# Description of the task
Below are the records. List every line holding the word "text".

# Input
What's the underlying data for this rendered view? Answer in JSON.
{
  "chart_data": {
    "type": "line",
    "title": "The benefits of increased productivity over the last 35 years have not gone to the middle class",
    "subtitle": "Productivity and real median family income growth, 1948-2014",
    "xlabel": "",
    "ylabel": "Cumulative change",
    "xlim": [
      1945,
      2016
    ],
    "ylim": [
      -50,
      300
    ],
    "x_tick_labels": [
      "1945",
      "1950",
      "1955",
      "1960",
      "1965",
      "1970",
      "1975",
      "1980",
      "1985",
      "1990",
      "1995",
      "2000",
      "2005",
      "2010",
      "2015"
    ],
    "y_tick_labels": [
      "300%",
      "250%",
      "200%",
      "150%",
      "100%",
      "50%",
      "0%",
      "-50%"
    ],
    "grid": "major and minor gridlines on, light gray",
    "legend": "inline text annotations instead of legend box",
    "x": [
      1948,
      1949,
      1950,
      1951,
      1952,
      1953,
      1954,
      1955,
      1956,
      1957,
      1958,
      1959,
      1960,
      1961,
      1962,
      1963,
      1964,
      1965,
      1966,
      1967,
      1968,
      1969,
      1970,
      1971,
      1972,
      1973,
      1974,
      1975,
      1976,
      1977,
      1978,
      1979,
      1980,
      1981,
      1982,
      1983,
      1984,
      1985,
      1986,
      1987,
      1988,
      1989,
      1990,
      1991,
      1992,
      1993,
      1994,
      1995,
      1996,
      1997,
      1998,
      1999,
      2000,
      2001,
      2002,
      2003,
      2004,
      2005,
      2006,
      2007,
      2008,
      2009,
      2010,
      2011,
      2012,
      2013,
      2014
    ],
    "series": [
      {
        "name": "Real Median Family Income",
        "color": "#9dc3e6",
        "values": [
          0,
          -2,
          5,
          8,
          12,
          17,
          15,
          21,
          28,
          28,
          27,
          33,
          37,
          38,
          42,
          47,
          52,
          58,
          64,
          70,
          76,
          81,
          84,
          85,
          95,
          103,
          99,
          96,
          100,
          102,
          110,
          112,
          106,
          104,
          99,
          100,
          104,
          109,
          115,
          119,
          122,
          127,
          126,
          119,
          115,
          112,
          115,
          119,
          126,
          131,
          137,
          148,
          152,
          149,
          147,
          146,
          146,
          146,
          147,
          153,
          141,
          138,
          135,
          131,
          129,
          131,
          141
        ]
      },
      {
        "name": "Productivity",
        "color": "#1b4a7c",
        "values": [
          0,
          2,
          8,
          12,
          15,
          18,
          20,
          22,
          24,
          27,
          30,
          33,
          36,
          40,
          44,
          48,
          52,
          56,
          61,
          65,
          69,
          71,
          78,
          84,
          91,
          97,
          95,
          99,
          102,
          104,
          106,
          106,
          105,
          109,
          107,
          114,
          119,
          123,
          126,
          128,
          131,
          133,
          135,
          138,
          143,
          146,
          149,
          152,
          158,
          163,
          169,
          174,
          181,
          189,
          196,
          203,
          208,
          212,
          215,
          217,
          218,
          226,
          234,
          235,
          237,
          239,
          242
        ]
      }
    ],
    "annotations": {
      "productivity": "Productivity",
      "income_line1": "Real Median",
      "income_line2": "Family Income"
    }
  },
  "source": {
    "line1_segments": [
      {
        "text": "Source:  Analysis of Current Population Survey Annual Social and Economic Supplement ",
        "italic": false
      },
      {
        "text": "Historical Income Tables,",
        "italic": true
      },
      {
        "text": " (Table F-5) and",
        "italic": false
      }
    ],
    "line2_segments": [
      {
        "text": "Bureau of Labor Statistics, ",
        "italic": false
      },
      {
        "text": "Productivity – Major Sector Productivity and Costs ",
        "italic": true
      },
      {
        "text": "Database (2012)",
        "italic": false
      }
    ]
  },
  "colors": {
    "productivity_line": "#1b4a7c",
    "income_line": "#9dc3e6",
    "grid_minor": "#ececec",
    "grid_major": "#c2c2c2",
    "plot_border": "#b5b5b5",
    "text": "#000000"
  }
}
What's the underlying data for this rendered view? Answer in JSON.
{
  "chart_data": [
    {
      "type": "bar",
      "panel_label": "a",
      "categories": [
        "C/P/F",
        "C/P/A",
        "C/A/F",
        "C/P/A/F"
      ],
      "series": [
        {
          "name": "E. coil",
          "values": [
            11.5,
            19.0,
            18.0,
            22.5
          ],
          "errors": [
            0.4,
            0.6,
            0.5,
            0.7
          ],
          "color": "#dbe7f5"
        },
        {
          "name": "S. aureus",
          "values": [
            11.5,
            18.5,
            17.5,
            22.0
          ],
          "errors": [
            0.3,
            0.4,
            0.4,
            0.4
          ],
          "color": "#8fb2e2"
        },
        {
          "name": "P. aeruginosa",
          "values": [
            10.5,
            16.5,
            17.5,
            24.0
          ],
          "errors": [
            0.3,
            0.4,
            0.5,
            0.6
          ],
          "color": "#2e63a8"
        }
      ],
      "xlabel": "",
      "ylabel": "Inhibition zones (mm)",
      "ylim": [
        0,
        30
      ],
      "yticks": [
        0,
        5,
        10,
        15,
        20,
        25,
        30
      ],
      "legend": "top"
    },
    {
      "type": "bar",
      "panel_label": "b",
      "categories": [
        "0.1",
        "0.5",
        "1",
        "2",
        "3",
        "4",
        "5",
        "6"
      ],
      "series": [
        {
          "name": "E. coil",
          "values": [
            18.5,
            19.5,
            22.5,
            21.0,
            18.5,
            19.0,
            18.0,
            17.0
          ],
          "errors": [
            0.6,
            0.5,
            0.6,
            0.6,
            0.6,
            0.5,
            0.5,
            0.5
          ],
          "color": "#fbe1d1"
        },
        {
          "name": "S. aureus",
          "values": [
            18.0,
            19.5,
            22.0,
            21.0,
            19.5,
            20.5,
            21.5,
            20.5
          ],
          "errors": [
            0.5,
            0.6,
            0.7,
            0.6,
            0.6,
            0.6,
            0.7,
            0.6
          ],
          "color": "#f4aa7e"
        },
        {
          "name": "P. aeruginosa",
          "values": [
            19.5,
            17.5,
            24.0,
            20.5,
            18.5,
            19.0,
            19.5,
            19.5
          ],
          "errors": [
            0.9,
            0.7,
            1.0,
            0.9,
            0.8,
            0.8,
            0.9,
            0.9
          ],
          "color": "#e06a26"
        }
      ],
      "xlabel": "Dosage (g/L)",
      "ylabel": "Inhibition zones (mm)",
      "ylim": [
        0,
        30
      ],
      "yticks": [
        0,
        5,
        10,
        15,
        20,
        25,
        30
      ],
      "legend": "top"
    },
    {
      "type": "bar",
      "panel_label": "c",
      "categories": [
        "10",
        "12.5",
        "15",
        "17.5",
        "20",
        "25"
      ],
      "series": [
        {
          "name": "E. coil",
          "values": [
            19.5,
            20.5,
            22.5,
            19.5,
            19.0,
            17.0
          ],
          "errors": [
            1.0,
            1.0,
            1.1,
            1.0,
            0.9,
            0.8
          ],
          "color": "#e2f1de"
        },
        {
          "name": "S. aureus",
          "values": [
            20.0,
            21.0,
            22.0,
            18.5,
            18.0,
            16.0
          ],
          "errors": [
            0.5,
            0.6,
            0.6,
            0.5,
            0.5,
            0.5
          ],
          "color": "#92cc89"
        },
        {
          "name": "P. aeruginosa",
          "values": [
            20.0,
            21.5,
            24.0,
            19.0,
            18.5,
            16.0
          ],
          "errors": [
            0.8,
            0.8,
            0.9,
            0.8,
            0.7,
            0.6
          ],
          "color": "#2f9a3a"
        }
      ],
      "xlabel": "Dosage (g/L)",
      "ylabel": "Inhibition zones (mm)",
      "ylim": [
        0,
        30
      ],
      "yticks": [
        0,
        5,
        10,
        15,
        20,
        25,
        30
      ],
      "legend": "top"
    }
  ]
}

# The result
    "legend": "inline text annotations instead of legend box",
        "text": "Source:  Analysis of Current Population Survey Annual Social and Economic Supplement ",
        "text": "Historical Income Tables,",
        "text": " (Table F-5) and",
        "text": "Bureau of Labor Statistics, ",
        "text": "Productivity – Major Sector Productivity and Costs ",
        "text": "Database (2012)",
    "text": "#000000"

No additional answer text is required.